Task instructions
Pull out every line below that holds the word "this".

--- Begin Given records ---

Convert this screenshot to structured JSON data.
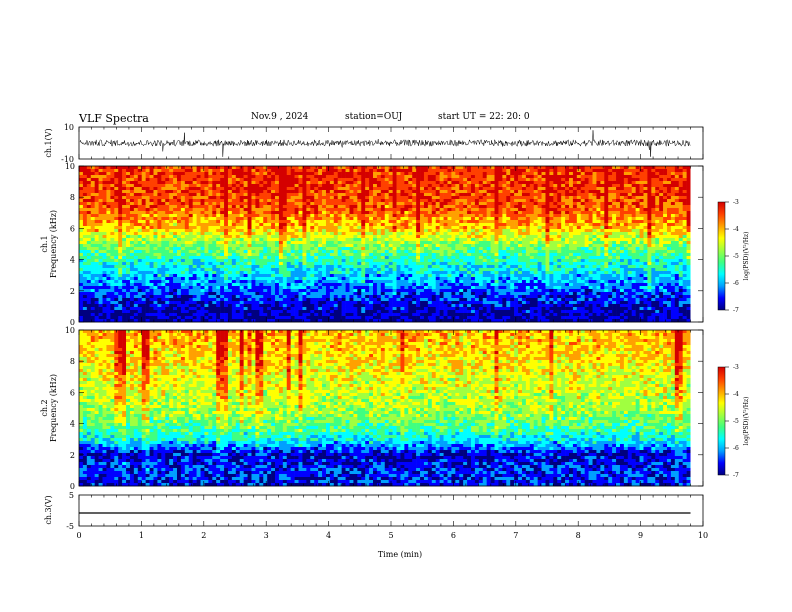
{
  "header": {
    "title": "VLF Spectra",
    "date": "Nov.9 , 2024",
    "station": "station=OUJ",
    "start": "start UT = 22: 20: 0"
  },
  "colors": {
    "colormap": [
      "#00007f",
      "#0000ff",
      "#00a0ff",
      "#00ffff",
      "#40ff80",
      "#a0ff40",
      "#ffff00",
      "#ffa000",
      "#ff4000",
      "#d40000"
    ],
    "trace": "#000000"
  },
  "chart_data": [
    {
      "type": "line",
      "panel": "waveform-ch1",
      "ylabel": "ch.1(V)",
      "ylim": [
        -10,
        10
      ],
      "yticks": [
        "10",
        "-10"
      ],
      "xlim": [
        0,
        10
      ],
      "series": [
        {
          "values_description_only": false,
          "baseline": 0,
          "amplitude_typical": 2,
          "spikes_max": 10
        }
      ]
    },
    {
      "type": "heatmap",
      "panel": "spectrogram-ch1",
      "ylabel": "ch.1\nFrequency (kHz)",
      "ylabel_line1": "ch.1",
      "ylabel_line2": "Frequency (kHz)",
      "ylim": [
        0,
        10
      ],
      "yticks": [
        "0",
        "2",
        "4",
        "6",
        "8",
        "10"
      ],
      "xlim": [
        0,
        9.8
      ],
      "colorbar": {
        "label": "log(PSD)(V²/Hz)",
        "ticks": [
          "-3",
          "-4",
          "-5",
          "-6",
          "-7"
        ],
        "range": [
          -7,
          -3
        ]
      },
      "freq_profile": [
        {
          "f": 0,
          "v": -6.7
        },
        {
          "f": 1,
          "v": -6.6
        },
        {
          "f": 2,
          "v": -6.2
        },
        {
          "f": 3,
          "v": -5.8
        },
        {
          "f": 4,
          "v": -5.4
        },
        {
          "f": 5,
          "v": -4.9
        },
        {
          "f": 6,
          "v": -4.2
        },
        {
          "f": 7,
          "v": -3.8
        },
        {
          "f": 8,
          "v": -3.6
        },
        {
          "f": 9,
          "v": -3.5
        },
        {
          "f": 10,
          "v": -3.5
        }
      ]
    },
    {
      "type": "heatmap",
      "panel": "spectrogram-ch2",
      "ylabel_line1": "ch.2",
      "ylabel_line2": "Frequency (kHz)",
      "ylim": [
        0,
        10
      ],
      "yticks": [
        "0",
        "2",
        "4",
        "6",
        "8",
        "10"
      ],
      "xlim": [
        0,
        9.8
      ],
      "colorbar": {
        "label": "log(PSD)(V²/Hz)",
        "ticks": [
          "-3",
          "-4",
          "-5",
          "-6",
          "-7"
        ],
        "range": [
          -7,
          -3
        ]
      },
      "freq_profile": [
        {
          "f": 0,
          "v": -6.5
        },
        {
          "f": 1,
          "v": -6.3
        },
        {
          "f": 2,
          "v": -6.6
        },
        {
          "f": 3,
          "v": -5.6
        },
        {
          "f": 4,
          "v": -5.1
        },
        {
          "f": 5,
          "v": -4.8
        },
        {
          "f": 6,
          "v": -4.6
        },
        {
          "f": 7,
          "v": -4.5
        },
        {
          "f": 8,
          "v": -4.3
        },
        {
          "f": 9,
          "v": -4.2
        },
        {
          "f": 10,
          "v": -4.1
        }
      ]
    },
    {
      "type": "line",
      "panel": "waveform-ch3",
      "ylabel": "ch.3(V)",
      "ylim": [
        -5,
        5
      ],
      "yticks": [
        "5",
        "-5"
      ],
      "xlim": [
        0,
        10
      ],
      "series": [
        {
          "constant_value": -2
        }
      ]
    }
  ],
  "xaxis": {
    "label": "Time (min)",
    "range": [
      0,
      10
    ],
    "ticks": [
      "0",
      "1",
      "2",
      "3",
      "4",
      "5",
      "6",
      "7",
      "8",
      "9",
      "10"
    ]
  }
}
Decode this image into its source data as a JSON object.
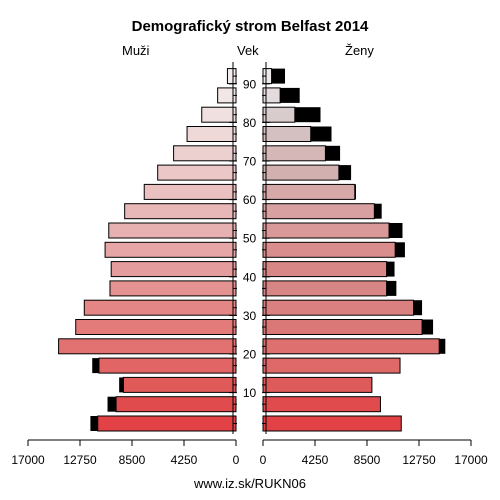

--- End Given records ---

Result
Convert this screenshot to structured JSON data.
Decode this image into its source data as a JSON object.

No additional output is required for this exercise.